[BEGIN]

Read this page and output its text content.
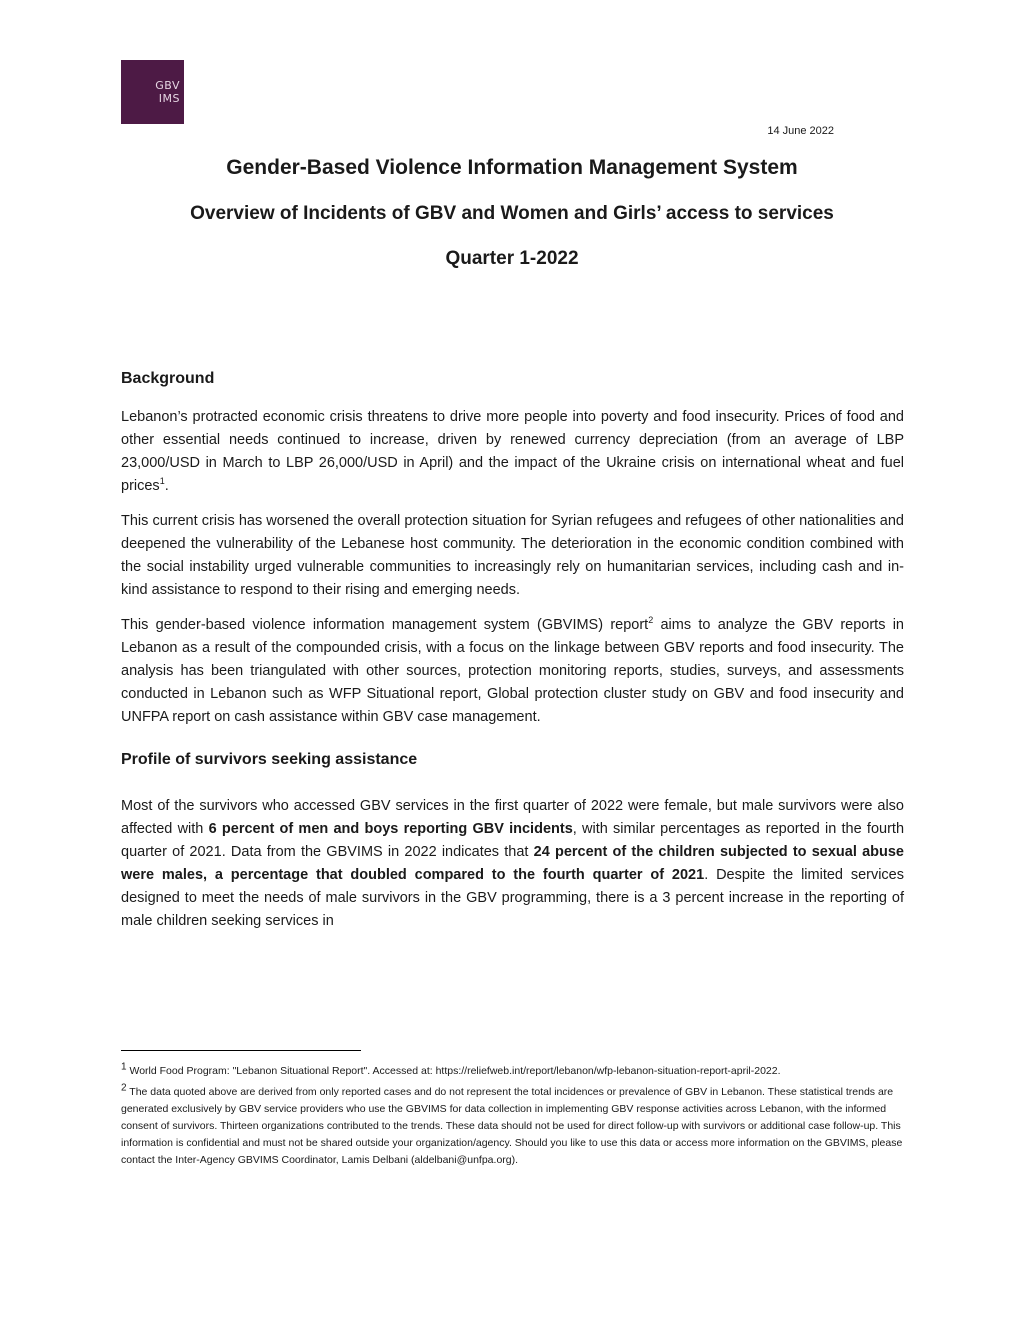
GBV
IMS
14 June 2022
Gender-Based Violence Information Management System
Overview of Incidents of GBV and Women and Girls’ access to services
Quarter 1-2022
Background

Lebanon’s protracted economic crisis threatens to drive more people into poverty and food insecurity. Prices of food and other essential needs continued to increase, driven by renewed currency depreciation (from an average of LBP 23,000/USD in March to LBP 26,000/USD in April) and the impact of the Ukraine crisis on international wheat and fuel prices$^1$.

This current crisis has worsened the overall protection situation for Syrian refugees and refugees of other nationalities and deepened the vulnerability of the Lebanese host community. The deterioration in the economic condition combined with the social instability urged vulnerable communities to increasingly rely on humanitarian services, including cash and in-kind assistance to respond to their rising and emerging needs.

This gender-based violence information management system (GBVIMS) report$^2$ aims to analyze the GBV reports in Lebanon as a result of the compounded crisis, with a focus on the linkage between GBV reports and food insecurity. The analysis has been triangulated with other sources, protection monitoring reports, studies, surveys, and assessments conducted in Lebanon such as WFP Situational report, Global protection cluster study on GBV and food insecurity and UNFPA report on cash assistance within GBV case management.

Profile of survivors seeking assistance

Most of the survivors who accessed GBV services in the first quarter of 2022 were female, but male survivors were also affected with 6 percent of men and boys reporting GBV incidents, with similar percentages as reported in the fourth quarter of 2021. Data from the GBVIMS in 2022 indicates that 24 percent of the children subjected to sexual abuse were males, a percentage that doubled compared to the fourth quarter of 2021. Despite the limited services designed to meet the needs of male survivors in the GBV programming, there is a 3 percent increase in the reporting of male children seeking services in

$^1$ World Food Program: "Lebanon Situational Report". Accessed at: https://reliefweb.int/report/lebanon/wfp-lebanon-situation-report-april-2022.
$^2$ The data quoted above are derived from only reported cases and do not represent the total incidences or prevalence of GBV in Lebanon. These statistical trends are generated exclusively by GBV service providers who use the GBVIMS for data collection in implementing GBV response activities across Lebanon, with the informed consent of survivors. Thirteen organizations contributed to the trends. These data should not be used for direct follow-up with survivors or additional case follow-up. This information is confidential and must not be shared outside your organization/agency. Should you like to use this data or access more information on the GBVIMS, please contact the Inter-Agency GBVIMS Coordinator, Lamis Delbani (aldelbani@unfpa.org).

[END]

What needs to be done: Copy all lines above containing the string "more".

Solution for this problem:
Lebanon’s protracted economic crisis threatens to drive more people into poverty and food insecurity. Prices of food and other essential needs continued to increase, driven by renewed currency depreciation (from an average of LBP 23,000/USD in March to LBP 26,000/USD in April) and the impact of the Ukraine crisis on international wheat and fuel prices$^1$.
$^2$ The data quoted above are derived from only reported cases and do not represent the total incidences or prevalence of GBV in Lebanon. These statistical trends are generated exclusively by GBV service providers who use the GBVIMS for data collection in implementing GBV response activities across Lebanon, with the informed consent of survivors. Thirteen organizations contributed to the trends. These data should not be used for direct follow-up with survivors or additional case follow-up. This information is confidential and must not be shared outside your organization/agency. Should you like to use this data or access more information on the GBVIMS, please contact the Inter-Agency GBVIMS Coordinator, Lamis Delbani (aldelbani@unfpa.org).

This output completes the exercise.